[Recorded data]
* * *

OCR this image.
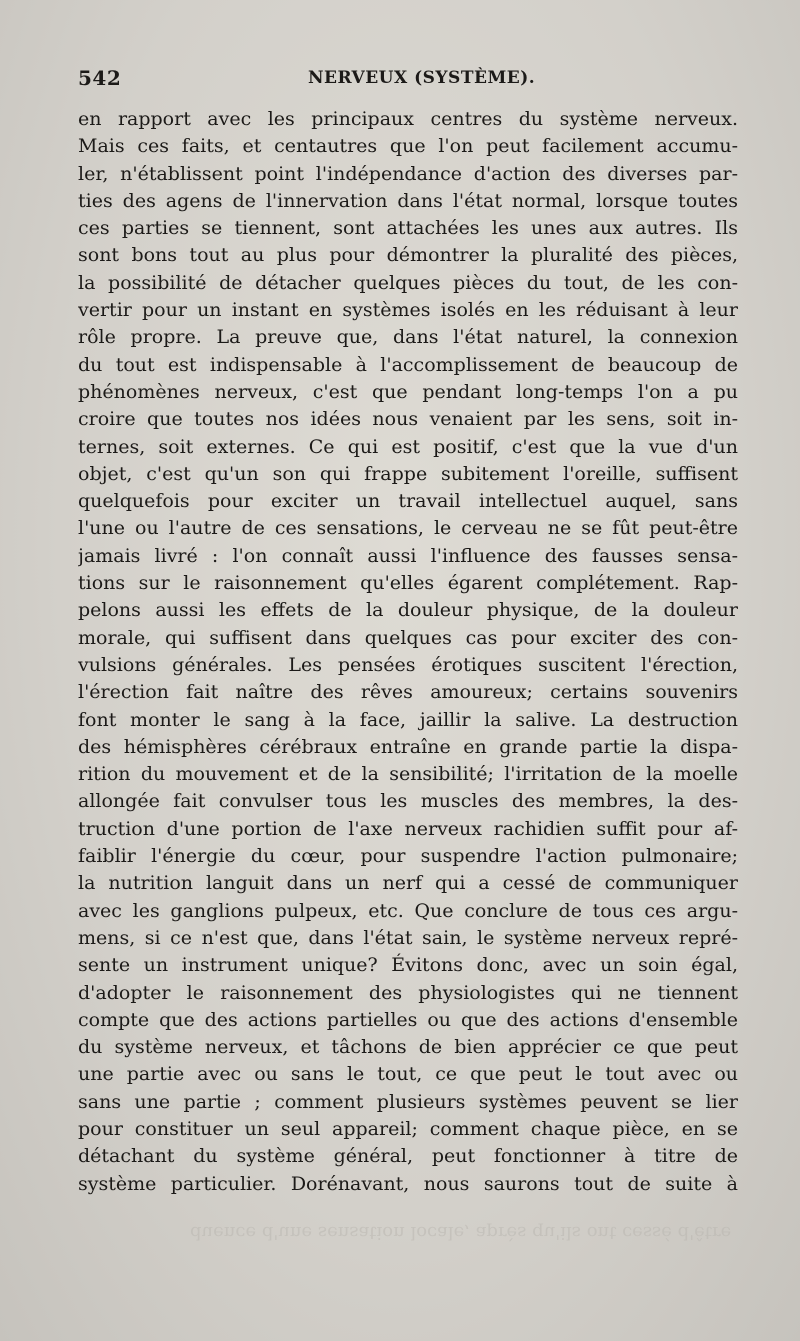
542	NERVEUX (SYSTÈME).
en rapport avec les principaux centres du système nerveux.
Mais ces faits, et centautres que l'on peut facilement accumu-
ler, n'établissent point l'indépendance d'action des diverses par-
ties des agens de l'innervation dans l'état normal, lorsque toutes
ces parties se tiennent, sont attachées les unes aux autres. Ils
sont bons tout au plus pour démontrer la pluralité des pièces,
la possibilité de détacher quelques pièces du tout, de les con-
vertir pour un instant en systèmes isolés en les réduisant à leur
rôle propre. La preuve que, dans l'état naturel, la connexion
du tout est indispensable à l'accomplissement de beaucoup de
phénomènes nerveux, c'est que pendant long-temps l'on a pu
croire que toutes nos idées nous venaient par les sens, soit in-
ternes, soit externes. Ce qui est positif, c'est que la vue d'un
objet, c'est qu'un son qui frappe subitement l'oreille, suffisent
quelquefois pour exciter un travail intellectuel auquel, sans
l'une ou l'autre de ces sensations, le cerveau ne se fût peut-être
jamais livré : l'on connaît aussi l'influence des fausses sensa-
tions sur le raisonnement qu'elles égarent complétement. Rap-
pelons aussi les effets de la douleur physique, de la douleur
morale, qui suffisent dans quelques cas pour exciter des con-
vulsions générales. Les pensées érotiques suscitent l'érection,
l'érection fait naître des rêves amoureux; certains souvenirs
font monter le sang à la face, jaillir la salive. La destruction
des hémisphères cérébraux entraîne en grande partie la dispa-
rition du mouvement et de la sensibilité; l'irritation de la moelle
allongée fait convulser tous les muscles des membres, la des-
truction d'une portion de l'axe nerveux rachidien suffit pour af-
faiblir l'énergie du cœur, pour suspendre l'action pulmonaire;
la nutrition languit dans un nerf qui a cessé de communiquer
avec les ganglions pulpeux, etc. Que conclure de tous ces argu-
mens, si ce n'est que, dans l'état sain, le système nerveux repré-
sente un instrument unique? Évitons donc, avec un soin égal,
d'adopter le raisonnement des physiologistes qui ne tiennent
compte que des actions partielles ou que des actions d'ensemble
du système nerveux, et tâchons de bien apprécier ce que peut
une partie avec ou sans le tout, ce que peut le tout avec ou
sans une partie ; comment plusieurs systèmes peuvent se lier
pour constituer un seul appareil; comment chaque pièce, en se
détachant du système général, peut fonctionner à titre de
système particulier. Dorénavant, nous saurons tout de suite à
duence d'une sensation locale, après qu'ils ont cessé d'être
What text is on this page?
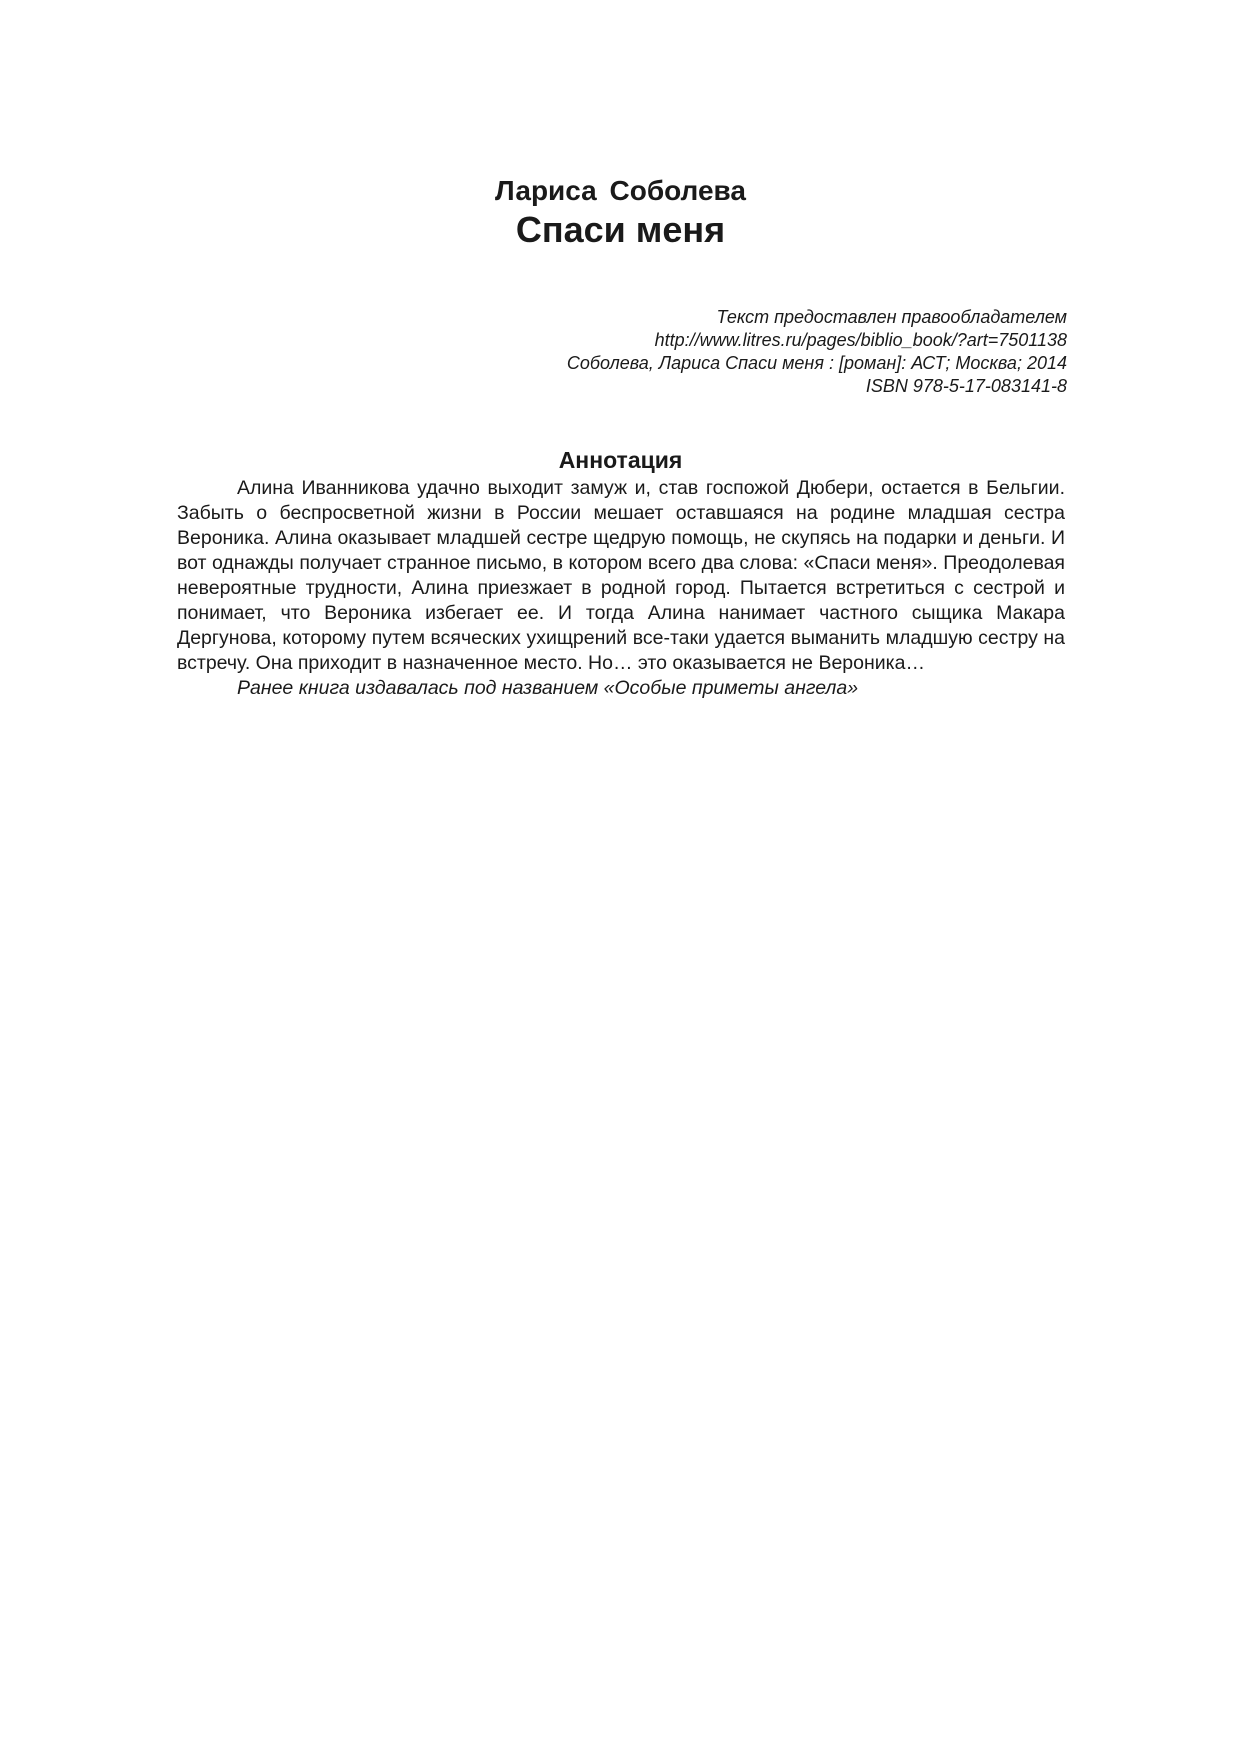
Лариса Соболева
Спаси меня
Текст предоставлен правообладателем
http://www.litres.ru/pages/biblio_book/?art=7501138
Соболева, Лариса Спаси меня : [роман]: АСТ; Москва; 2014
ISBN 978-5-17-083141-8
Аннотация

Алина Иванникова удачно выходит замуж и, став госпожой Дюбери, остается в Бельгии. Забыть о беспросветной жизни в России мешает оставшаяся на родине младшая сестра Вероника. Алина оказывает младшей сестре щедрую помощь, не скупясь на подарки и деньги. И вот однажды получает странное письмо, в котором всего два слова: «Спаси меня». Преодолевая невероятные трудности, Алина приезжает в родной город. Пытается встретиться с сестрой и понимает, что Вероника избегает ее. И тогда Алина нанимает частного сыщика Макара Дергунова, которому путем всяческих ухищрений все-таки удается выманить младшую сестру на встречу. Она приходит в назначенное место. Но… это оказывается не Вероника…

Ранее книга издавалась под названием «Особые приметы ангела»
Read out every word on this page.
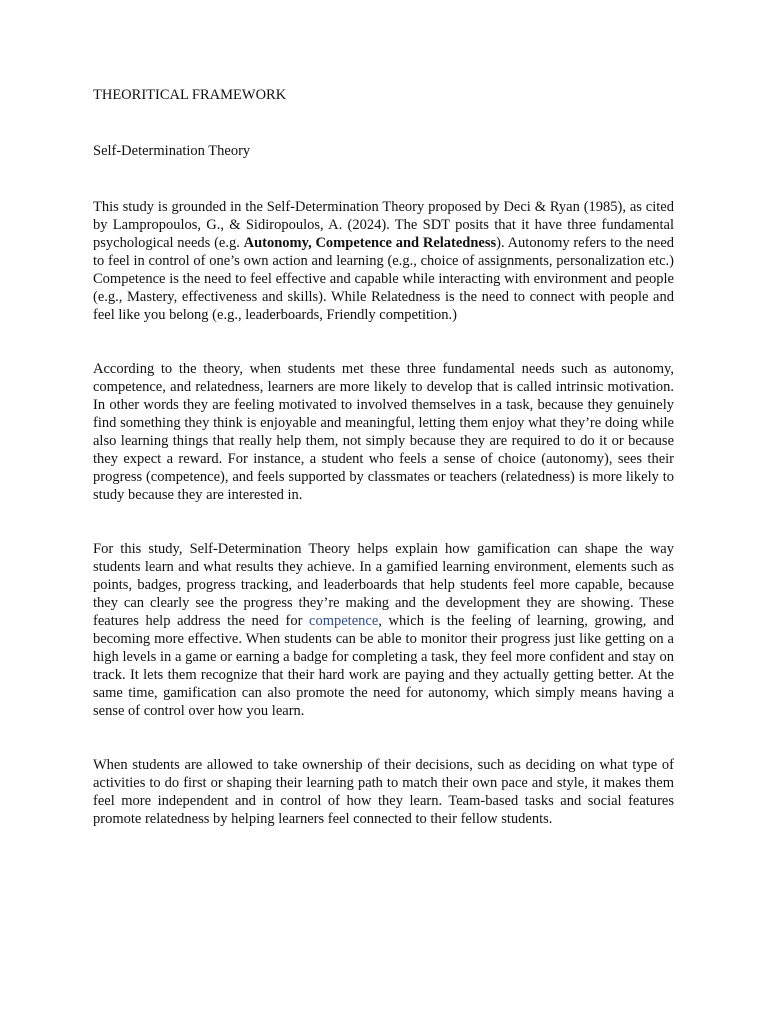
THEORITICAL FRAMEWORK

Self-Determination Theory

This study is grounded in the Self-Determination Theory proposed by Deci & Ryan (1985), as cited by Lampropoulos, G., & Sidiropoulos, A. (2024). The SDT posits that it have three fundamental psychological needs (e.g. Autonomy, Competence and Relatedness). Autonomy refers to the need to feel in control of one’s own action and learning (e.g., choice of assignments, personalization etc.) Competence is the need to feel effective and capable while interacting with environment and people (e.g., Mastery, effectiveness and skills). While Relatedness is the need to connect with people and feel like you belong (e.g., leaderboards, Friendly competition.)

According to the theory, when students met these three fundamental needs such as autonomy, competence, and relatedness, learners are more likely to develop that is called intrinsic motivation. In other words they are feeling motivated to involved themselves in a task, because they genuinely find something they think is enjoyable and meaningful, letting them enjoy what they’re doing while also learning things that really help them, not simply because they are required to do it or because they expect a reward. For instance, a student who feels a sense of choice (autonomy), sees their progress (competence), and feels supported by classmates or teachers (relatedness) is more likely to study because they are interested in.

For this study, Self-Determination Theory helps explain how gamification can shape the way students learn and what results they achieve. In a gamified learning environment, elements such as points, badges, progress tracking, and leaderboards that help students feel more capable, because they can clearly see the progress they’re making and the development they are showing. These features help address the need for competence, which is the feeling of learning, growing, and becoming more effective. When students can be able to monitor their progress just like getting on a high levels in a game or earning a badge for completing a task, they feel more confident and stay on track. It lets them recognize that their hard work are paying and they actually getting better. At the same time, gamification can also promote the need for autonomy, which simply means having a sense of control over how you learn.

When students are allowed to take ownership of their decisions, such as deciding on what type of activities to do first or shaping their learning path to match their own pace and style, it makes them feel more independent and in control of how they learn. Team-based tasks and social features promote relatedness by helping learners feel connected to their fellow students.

* * *

## YOUR INSTRUCTIONS
Pull every line containing the word "sont" out of the material and copy it.

## THE COMPLETED TASK
ces parties se tiennent, sont attachées les unes aux autres. Ils
sont bons tout au plus pour démontrer la pluralité des pièces,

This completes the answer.